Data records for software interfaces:
---*---

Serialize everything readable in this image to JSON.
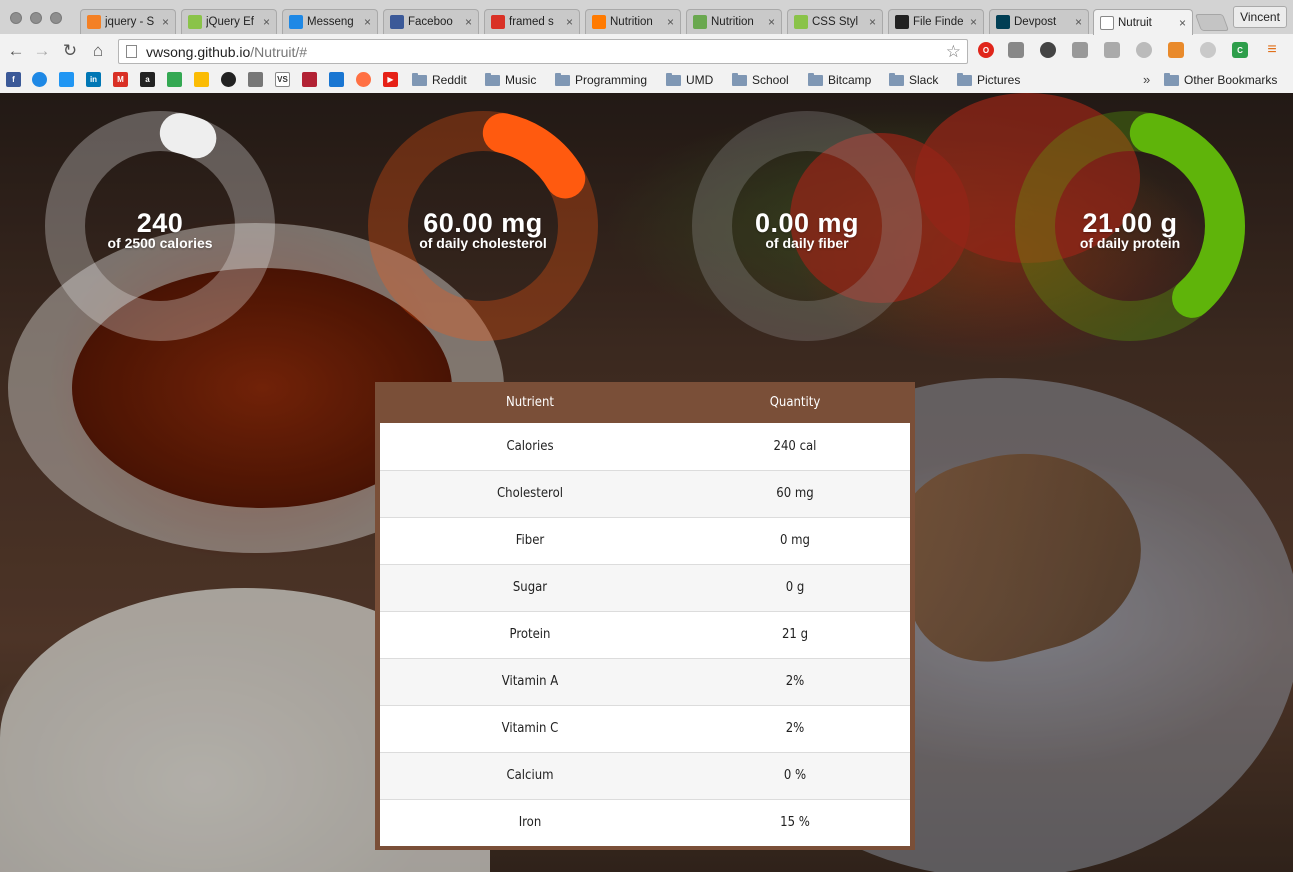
{
  "browser": {
    "tabs": [
      {
        "label": "jquery - S",
        "icon": "stackoverflow-icon",
        "color": "#f48024"
      },
      {
        "label": "jQuery Ef",
        "icon": "w3schools-icon",
        "color": "#8ac349"
      },
      {
        "label": "Messeng",
        "icon": "messenger-icon",
        "color": "#1e88e5"
      },
      {
        "label": "Faceboo",
        "icon": "facebook-icon",
        "color": "#3b5998"
      },
      {
        "label": "framed s",
        "icon": "gmail-icon",
        "color": "#d93025"
      },
      {
        "label": "Nutrition",
        "icon": "nutritionix-icon",
        "color": "#ff7a00"
      },
      {
        "label": "Nutrition",
        "icon": "calculator-icon",
        "color": "#6aa84f"
      },
      {
        "label": "CSS Styl",
        "icon": "w3schools-icon",
        "color": "#8ac349"
      },
      {
        "label": "File Finde",
        "icon": "github-icon",
        "color": "#222222"
      },
      {
        "label": "Devpost",
        "icon": "devpost-icon",
        "color": "#003e54"
      },
      {
        "label": "Nutruit",
        "icon": "page-icon",
        "color": "#ffffff"
      }
    ],
    "profile": "Vincent",
    "url_host": "vwsong.github.io",
    "url_path": "/Nutruit/#",
    "bookmark_folders": [
      "Reddit",
      "Music",
      "Programming",
      "UMD",
      "School",
      "Bitcamp",
      "Slack",
      "Pictures"
    ],
    "other_bookmarks": "Other Bookmarks",
    "overflow": "»"
  },
  "gauges": [
    {
      "value": "240",
      "label": "of 2500 calories",
      "color": "#eeeeee",
      "fraction": 0.096
    },
    {
      "value": "60.00 mg",
      "label": "of daily cholesterol",
      "color": "#ff5a0f",
      "fraction": 0.2
    },
    {
      "value": "0.00 mg",
      "label": "of daily fiber",
      "color": "#999999",
      "fraction": 0
    },
    {
      "value": "21.00 g",
      "label": "of daily protein",
      "color": "#5fb40a",
      "fraction": 0.42
    }
  ],
  "table": {
    "headers": [
      "Nutrient",
      "Quantity"
    ],
    "rows": [
      [
        "Calories",
        "240 cal"
      ],
      [
        "Cholesterol",
        "60 mg"
      ],
      [
        "Fiber",
        "0 mg"
      ],
      [
        "Sugar",
        "0 g"
      ],
      [
        "Protein",
        "21 g"
      ],
      [
        "Vitamin A",
        "2%"
      ],
      [
        "Vitamin C",
        "2%"
      ],
      [
        "Calcium",
        "0 %"
      ],
      [
        "Iron",
        "15 %"
      ]
    ]
  }
}
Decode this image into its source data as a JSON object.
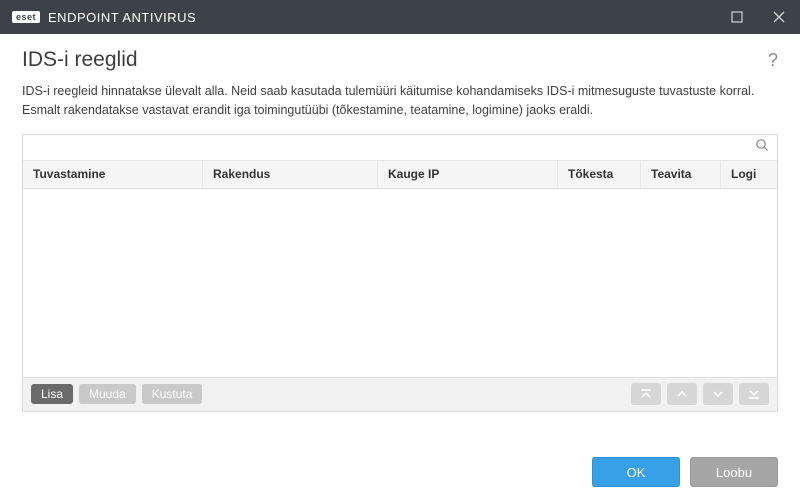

---*---

> **EXERCISE DIRECTIONS**: Exclude the pictures, then write out every record exactly as it stands.

> **RESPONSE AREA**:
Serialize everything readable in this image to JSON.
{
  "browser": {
    "tabs": [
      {
        "label": "jquery - S",
        "icon": "stackoverflow-icon",
        "color": "#f48024"
      },
      {
        "label": "jQuery Ef",
        "icon": "w3schools-icon",
        "color": "#8ac349"
      },
      {
        "label": "Messeng",
        "icon": "messenger-icon",
        "color": "#1e88e5"
      },
      {
        "label": "Faceboo",
        "icon": "facebook-icon",
        "color": "#3b5998"
      },
      {
        "label": "framed s",
        "icon": "gmail-icon",
        "color": "#d93025"
      },
      {
        "label": "Nutrition",
        "icon": "nutritionix-icon",
        "color": "#ff7a00"
      },
      {
        "label": "Nutrition",
        "icon": "calculator-icon",
        "color": "#6aa84f"
      },
      {
        "label": "CSS Styl",
        "icon": "w3schools-icon",
        "color": "#8ac349"
      },
      {
        "label": "File Finde",
        "icon": "github-icon",
        "color": "#222222"
      },
      {
        "label": "Devpost",
        "icon": "devpost-icon",
        "color": "#003e54"
      },
      {
        "label": "Nutruit",
        "icon": "page-icon",
        "color": "#ffffff"
      }
    ],
    "profile": "Vincent",
    "url_host": "vwsong.github.io",
    "url_path": "/Nutruit/#",
    "bookmark_folders": [
      "Reddit",
      "Music",
      "Programming",
      "UMD",
      "School",
      "Bitcamp",
      "Slack",
      "Pictures"
    ],
    "other_bookmarks": "Other Bookmarks",
    "overflow": "»"
  },
  "gauges": [
    {
      "value": "240",
      "label": "of 2500 calories",
      "color": "#eeeeee",
      "fraction": 0.096
    },
    {
      "value": "60.00 mg",
      "label": "of daily cholesterol",
      "color": "#ff5a0f",
      "fraction": 0.2
    },
    {
      "value": "0.00 mg",
      "label": "of daily fiber",
      "color": "#999999",
      "fraction": 0
    },
    {
      "value": "21.00 g",
      "label": "of daily protein",
      "color": "#5fb40a",
      "fraction": 0.42
    }
  ],
  "table": {
    "headers": [
      "Nutrient",
      "Quantity"
    ],
    "rows": [
      [
        "Calories",
        "240 cal"
      ],
      [
        "Cholesterol",
        "60 mg"
      ],
      [
        "Fiber",
        "0 mg"
      ],
      [
        "Sugar",
        "0 g"
      ],
      [
        "Protein",
        "21 g"
      ],
      [
        "Vitamin A",
        "2%"
      ],
      [
        "Vitamin C",
        "2%"
      ],
      [
        "Calcium",
        "0 %"
      ],
      [
        "Iron",
        "15 %"
      ]
    ]
  }
}
Decode this image into its source data as a JSON object.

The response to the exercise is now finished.